=== WORK TO BE COMPLETED ===
Reproduce the complete passage about lamps for illuminating telescope wires word for word.
══ READING PASSAGE ══
We have seen how the illumination of the wires, instead of the field, is carried out in the Greenwich transit. The same method can be adopted in the case of equatorials, the light from the diagonal reflector being thrown on other diagonal reflectors or prisms on either side the wires in the micrometer so as to illuminate them. Messrs. Cooke and Sons have devised a lamp of very great ingenuity, Fig. [150]. It is a lamp which does for the equatorial, in any position, exactly what the fixed lamp does for the transit circle. It is impossible to put it out of order by moving the telescope. There is a prism at P reflecting the light into the telescope tube, and at whatever different angle of inclination, or whatever may be the size of the telescope on which this lamp is placed, it is obvious that the lamp never ceases to throw its light into the reflector inside the telescope; and any amount of light, or any colour of light required can be obtained by turning the disc containing glass of different colours or the other having differently sized apertures, in order to admit more or less light, or give the light any colour.

In both these arrangements the lamp is hung on the side of the telescope, while Mr. Grubb prefers to hang it at the end of the declination axis, as shown in Figs. 139 and 140.

The function of the lamp then is to illuminate the wires of the micrometer eyepiece, of which more presently; but Mr. George Bidder places the micrometer itself outside the tube of the telescope, the light of a lamp being thrown on the wires.
═══
══ PROVIDED MATERIAL ══
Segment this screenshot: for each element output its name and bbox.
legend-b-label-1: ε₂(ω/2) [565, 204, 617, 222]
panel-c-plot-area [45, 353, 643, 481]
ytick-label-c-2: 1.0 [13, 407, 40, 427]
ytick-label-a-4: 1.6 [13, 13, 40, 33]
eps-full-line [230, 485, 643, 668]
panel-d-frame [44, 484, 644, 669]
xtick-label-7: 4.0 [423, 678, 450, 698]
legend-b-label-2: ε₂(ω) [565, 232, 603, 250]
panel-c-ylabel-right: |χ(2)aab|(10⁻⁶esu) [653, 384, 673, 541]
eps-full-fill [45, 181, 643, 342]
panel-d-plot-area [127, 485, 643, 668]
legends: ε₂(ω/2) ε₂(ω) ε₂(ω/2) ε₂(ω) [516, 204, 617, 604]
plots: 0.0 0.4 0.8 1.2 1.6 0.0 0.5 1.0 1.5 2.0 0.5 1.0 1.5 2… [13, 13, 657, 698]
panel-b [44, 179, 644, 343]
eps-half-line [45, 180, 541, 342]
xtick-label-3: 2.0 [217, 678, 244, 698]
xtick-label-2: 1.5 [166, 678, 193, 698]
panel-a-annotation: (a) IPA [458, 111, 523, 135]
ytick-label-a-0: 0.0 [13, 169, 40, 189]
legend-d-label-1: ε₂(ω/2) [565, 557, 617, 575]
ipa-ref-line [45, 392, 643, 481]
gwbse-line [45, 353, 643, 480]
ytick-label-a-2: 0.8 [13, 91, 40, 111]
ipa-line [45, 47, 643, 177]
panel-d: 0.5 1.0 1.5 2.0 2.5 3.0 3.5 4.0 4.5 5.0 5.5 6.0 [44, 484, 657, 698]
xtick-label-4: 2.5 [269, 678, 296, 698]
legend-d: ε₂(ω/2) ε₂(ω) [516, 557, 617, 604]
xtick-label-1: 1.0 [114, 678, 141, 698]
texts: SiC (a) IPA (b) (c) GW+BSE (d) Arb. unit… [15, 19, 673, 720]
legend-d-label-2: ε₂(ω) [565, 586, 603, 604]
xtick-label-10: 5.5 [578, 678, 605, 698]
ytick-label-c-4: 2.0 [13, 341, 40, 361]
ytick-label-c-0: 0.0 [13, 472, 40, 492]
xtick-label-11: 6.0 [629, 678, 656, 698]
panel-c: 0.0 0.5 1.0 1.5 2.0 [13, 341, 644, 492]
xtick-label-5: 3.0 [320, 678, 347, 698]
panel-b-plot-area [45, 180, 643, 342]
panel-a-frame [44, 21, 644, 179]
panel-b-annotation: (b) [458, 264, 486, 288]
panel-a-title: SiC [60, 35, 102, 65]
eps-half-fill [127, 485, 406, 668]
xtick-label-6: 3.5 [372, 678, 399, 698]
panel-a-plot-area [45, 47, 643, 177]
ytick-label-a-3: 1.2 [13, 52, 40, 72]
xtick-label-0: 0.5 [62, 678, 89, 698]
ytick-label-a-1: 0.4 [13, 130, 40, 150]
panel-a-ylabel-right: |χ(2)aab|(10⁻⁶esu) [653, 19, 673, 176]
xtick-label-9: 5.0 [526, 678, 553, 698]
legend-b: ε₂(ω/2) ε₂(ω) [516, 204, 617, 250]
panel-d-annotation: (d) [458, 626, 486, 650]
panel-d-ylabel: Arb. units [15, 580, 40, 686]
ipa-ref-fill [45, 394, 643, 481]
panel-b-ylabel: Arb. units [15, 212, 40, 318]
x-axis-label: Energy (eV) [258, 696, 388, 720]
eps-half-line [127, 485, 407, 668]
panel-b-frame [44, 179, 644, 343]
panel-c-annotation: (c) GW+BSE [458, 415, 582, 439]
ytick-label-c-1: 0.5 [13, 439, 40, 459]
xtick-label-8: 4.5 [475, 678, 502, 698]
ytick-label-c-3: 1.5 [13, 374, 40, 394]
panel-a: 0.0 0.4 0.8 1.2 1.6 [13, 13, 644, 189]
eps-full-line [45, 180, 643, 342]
═══
=== SOLUTION TO THE EXERCISE ===
We have seen how the illumination of the wires, instead of the field, is carried out in the Greenwich transit. The same method can be adopted in the case of equatorials, the light from the diagonal reflector being thrown on other diagonal reflectors or prisms on either side the wires in the micrometer so as to illuminate them. Messrs. Cooke and Sons have devised a lamp of very great ingenuity, Fig. [150]. It is a lamp which does for the equatorial, in any position, exactly what the fixed lamp does for the transit circle. It is impossible to put it out of order by moving the telescope. There is a prism at P reflecting the light into the telescope tube, and at whatever different angle of inclination, or whatever may be the size of the telescope on which this lamp is placed, it is obvious that the lamp never ceases to throw its light into the reflector inside the telescope; and any amount of light, or any colour of light required can be obtained by turning the disc containing glass of different colours or the other having differently sized apertures, in order to admit more or less light, or give the light any colour.

In both these arrangements the lamp is hung on the side of the telescope, while Mr. Grubb prefers to hang it at the end of the declination axis, as shown in Figs. 139 and 140.

The function of the lamp then is to illuminate the wires of the micrometer eyepiece, of which more presently; but Mr. George Bidder places the micrometer itself outside the tube of the telescope, the light of a lamp being thrown on the wires.